TASK PROMPT
Emit the entire listing verbatim.
+--
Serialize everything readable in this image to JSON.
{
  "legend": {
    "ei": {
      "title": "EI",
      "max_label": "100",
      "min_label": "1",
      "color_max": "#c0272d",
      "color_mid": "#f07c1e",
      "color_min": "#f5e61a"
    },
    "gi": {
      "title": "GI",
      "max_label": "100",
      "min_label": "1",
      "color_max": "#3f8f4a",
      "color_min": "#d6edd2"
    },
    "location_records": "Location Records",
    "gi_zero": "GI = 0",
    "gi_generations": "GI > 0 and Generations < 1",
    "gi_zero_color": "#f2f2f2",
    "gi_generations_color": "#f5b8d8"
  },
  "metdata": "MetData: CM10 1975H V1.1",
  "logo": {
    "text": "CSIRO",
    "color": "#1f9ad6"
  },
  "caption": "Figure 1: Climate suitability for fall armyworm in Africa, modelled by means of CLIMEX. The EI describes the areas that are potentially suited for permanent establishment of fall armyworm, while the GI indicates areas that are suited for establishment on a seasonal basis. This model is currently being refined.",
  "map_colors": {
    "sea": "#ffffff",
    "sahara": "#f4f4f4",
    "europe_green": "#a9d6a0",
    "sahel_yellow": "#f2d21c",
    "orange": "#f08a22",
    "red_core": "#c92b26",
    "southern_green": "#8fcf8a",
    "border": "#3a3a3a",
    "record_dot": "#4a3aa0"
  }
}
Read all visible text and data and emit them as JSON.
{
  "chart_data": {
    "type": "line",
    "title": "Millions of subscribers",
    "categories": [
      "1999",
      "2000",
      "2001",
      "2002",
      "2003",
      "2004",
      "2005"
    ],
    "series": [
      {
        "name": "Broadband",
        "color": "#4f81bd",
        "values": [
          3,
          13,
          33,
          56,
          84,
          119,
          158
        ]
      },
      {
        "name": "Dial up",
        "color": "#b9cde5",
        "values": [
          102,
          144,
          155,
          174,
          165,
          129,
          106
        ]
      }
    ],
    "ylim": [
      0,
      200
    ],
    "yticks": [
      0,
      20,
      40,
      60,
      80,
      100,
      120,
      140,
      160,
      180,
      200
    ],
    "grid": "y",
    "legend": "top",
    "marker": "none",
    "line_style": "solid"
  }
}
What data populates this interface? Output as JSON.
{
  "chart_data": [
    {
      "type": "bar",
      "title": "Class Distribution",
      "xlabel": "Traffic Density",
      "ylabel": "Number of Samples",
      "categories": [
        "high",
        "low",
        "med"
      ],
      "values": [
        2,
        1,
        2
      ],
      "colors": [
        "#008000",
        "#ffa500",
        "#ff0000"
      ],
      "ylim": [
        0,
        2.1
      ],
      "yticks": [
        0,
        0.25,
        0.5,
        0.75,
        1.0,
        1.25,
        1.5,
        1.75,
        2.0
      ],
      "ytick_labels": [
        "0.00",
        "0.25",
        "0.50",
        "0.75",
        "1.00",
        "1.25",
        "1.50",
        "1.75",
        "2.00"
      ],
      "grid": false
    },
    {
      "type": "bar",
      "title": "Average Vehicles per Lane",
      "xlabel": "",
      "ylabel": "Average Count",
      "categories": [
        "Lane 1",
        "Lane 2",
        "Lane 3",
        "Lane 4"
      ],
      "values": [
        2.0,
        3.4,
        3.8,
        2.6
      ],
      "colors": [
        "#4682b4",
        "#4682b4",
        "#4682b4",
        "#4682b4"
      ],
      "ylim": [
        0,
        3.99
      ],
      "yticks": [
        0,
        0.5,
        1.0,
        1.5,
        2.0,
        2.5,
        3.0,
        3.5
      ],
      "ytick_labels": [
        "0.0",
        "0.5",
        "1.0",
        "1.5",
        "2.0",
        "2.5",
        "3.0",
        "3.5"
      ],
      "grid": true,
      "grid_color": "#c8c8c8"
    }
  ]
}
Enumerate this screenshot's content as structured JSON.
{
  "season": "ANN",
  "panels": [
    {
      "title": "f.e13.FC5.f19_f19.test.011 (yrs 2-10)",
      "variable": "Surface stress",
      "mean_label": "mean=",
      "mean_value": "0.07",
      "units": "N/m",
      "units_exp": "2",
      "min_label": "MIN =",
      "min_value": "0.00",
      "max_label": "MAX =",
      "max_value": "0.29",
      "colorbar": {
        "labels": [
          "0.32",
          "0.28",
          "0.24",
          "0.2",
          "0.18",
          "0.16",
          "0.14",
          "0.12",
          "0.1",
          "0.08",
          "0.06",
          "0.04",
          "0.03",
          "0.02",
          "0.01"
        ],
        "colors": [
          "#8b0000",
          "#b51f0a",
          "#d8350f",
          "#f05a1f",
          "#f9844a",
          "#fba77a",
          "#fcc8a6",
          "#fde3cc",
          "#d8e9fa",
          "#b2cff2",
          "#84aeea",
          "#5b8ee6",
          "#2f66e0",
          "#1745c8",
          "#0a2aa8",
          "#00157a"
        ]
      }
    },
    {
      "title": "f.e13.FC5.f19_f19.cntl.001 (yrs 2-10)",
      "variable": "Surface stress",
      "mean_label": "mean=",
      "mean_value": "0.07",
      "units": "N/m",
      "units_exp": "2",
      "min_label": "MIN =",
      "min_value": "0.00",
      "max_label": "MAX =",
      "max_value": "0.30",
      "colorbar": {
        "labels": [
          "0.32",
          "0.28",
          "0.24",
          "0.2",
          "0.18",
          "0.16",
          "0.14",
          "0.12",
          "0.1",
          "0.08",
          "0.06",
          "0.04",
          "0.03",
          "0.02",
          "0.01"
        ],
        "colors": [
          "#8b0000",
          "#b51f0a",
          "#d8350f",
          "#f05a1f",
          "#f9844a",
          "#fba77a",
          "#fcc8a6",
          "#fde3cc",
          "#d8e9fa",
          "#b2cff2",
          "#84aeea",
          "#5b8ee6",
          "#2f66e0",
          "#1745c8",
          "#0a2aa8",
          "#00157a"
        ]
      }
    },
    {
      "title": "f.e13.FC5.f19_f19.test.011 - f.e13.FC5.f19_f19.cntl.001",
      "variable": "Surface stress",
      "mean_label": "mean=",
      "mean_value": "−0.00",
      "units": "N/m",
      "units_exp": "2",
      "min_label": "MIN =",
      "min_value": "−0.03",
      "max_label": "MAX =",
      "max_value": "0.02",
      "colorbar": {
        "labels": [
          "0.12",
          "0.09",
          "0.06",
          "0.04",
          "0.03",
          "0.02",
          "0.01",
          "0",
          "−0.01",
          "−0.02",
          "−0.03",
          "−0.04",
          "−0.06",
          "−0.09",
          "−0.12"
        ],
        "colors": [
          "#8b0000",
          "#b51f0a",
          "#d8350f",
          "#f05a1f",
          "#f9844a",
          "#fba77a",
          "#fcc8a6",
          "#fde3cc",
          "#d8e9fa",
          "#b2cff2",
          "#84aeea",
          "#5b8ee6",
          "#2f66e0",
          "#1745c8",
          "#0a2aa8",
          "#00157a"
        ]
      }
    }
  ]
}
+--
RESULT OF THE TASK
Serialize everything readable in this image to JSON.
{
  "legend": {
    "ei": {
      "title": "EI",
      "max_label": "100",
      "min_label": "1",
      "color_max": "#c0272d",
      "color_mid": "#f07c1e",
      "color_min": "#f5e61a"
    },
    "gi": {
      "title": "GI",
      "max_label": "100",
      "min_label": "1",
      "color_max": "#3f8f4a",
      "color_min": "#d6edd2"
    },
    "location_records": "Location Records",
    "gi_zero": "GI = 0",
    "gi_generations": "GI > 0 and Generations < 1",
    "gi_zero_color": "#f2f2f2",
    "gi_generations_color": "#f5b8d8"
  },
  "metdata": "MetData: CM10 1975H V1.1",
  "logo": {
    "text": "CSIRO",
    "color": "#1f9ad6"
  },
  "caption": "Figure 1: Climate suitability for fall armyworm in Africa, modelled by means of CLIMEX. The EI describes the areas that are potentially suited for permanent establishment of fall armyworm, while the GI indicates areas that are suited for establishment on a seasonal basis. This model is currently being refined.",
  "map_colors": {
    "sea": "#ffffff",
    "sahara": "#f4f4f4",
    "europe_green": "#a9d6a0",
    "sahel_yellow": "#f2d21c",
    "orange": "#f08a22",
    "red_core": "#c92b26",
    "southern_green": "#8fcf8a",
    "border": "#3a3a3a",
    "record_dot": "#4a3aa0"
  }
}
Read all visible text and data and emit them as JSON.
{
  "chart_data": {
    "type": "line",
    "title": "Millions of subscribers",
    "categories": [
      "1999",
      "2000",
      "2001",
      "2002",
      "2003",
      "2004",
      "2005"
    ],
    "series": [
      {
        "name": "Broadband",
        "color": "#4f81bd",
        "values": [
          3,
          13,
          33,
          56,
          84,
          119,
          158
        ]
      },
      {
        "name": "Dial up",
        "color": "#b9cde5",
        "values": [
          102,
          144,
          155,
          174,
          165,
          129,
          106
        ]
      }
    ],
    "ylim": [
      0,
      200
    ],
    "yticks": [
      0,
      20,
      40,
      60,
      80,
      100,
      120,
      140,
      160,
      180,
      200
    ],
    "grid": "y",
    "legend": "top",
    "marker": "none",
    "line_style": "solid"
  }
}
What data populates this interface? Output as JSON.
{
  "chart_data": [
    {
      "type": "bar",
      "title": "Class Distribution",
      "xlabel": "Traffic Density",
      "ylabel": "Number of Samples",
      "categories": [
        "high",
        "low",
        "med"
      ],
      "values": [
        2,
        1,
        2
      ],
      "colors": [
        "#008000",
        "#ffa500",
        "#ff0000"
      ],
      "ylim": [
        0,
        2.1
      ],
      "yticks": [
        0,
        0.25,
        0.5,
        0.75,
        1.0,
        1.25,
        1.5,
        1.75,
        2.0
      ],
      "ytick_labels": [
        "0.00",
        "0.25",
        "0.50",
        "0.75",
        "1.00",
        "1.25",
        "1.50",
        "1.75",
        "2.00"
      ],
      "grid": false
    },
    {
      "type": "bar",
      "title": "Average Vehicles per Lane",
      "xlabel": "",
      "ylabel": "Average Count",
      "categories": [
        "Lane 1",
        "Lane 2",
        "Lane 3",
        "Lane 4"
      ],
      "values": [
        2.0,
        3.4,
        3.8,
        2.6
      ],
      "colors": [
        "#4682b4",
        "#4682b4",
        "#4682b4",
        "#4682b4"
      ],
      "ylim": [
        0,
        3.99
      ],
      "yticks": [
        0,
        0.5,
        1.0,
        1.5,
        2.0,
        2.5,
        3.0,
        3.5
      ],
      "ytick_labels": [
        "0.0",
        "0.5",
        "1.0",
        "1.5",
        "2.0",
        "2.5",
        "3.0",
        "3.5"
      ],
      "grid": true,
      "grid_color": "#c8c8c8"
    }
  ]
}
Enumerate this screenshot's content as structured JSON.
{
  "season": "ANN",
  "panels": [
    {
      "title": "f.e13.FC5.f19_f19.test.011 (yrs 2-10)",
      "variable": "Surface stress",
      "mean_label": "mean=",
      "mean_value": "0.07",
      "units": "N/m",
      "units_exp": "2",
      "min_label": "MIN =",
      "min_value": "0.00",
      "max_label": "MAX =",
      "max_value": "0.29",
      "colorbar": {
        "labels": [
          "0.32",
          "0.28",
          "0.24",
          "0.2",
          "0.18",
          "0.16",
          "0.14",
          "0.12",
          "0.1",
          "0.08",
          "0.06",
          "0.04",
          "0.03",
          "0.02",
          "0.01"
        ],
        "colors": [
          "#8b0000",
          "#b51f0a",
          "#d8350f",
          "#f05a1f",
          "#f9844a",
          "#fba77a",
          "#fcc8a6",
          "#fde3cc",
          "#d8e9fa",
          "#b2cff2",
          "#84aeea",
          "#5b8ee6",
          "#2f66e0",
          "#1745c8",
          "#0a2aa8",
          "#00157a"
        ]
      }
    },
    {
      "title": "f.e13.FC5.f19_f19.cntl.001 (yrs 2-10)",
      "variable": "Surface stress",
      "mean_label": "mean=",
      "mean_value": "0.07",
      "units": "N/m",
      "units_exp": "2",
      "min_label": "MIN =",
      "min_value": "0.00",
      "max_label": "MAX =",
      "max_value": "0.30",
      "colorbar": {
        "labels": [
          "0.32",
          "0.28",
          "0.24",
          "0.2",
          "0.18",
          "0.16",
          "0.14",
          "0.12",
          "0.1",
          "0.08",
          "0.06",
          "0.04",
          "0.03",
          "0.02",
          "0.01"
        ],
        "colors": [
          "#8b0000",
          "#b51f0a",
          "#d8350f",
          "#f05a1f",
          "#f9844a",
          "#fba77a",
          "#fcc8a6",
          "#fde3cc",
          "#d8e9fa",
          "#b2cff2",
          "#84aeea",
          "#5b8ee6",
          "#2f66e0",
          "#1745c8",
          "#0a2aa8",
          "#00157a"
        ]
      }
    },
    {
      "title": "f.e13.FC5.f19_f19.test.011 - f.e13.FC5.f19_f19.cntl.001",
      "variable": "Surface stress",
      "mean_label": "mean=",
      "mean_value": "−0.00",
      "units": "N/m",
      "units_exp": "2",
      "min_label": "MIN =",
      "min_value": "−0.03",
      "max_label": "MAX =",
      "max_value": "0.02",
      "colorbar": {
        "labels": [
          "0.12",
          "0.09",
          "0.06",
          "0.04",
          "0.03",
          "0.02",
          "0.01",
          "0",
          "−0.01",
          "−0.02",
          "−0.03",
          "−0.04",
          "−0.06",
          "−0.09",
          "−0.12"
        ],
        "colors": [
          "#8b0000",
          "#b51f0a",
          "#d8350f",
          "#f05a1f",
          "#f9844a",
          "#fba77a",
          "#fcc8a6",
          "#fde3cc",
          "#d8e9fa",
          "#b2cff2",
          "#84aeea",
          "#5b8ee6",
          "#2f66e0",
          "#1745c8",
          "#0a2aa8",
          "#00157a"
        ]
      }
    }
  ]
}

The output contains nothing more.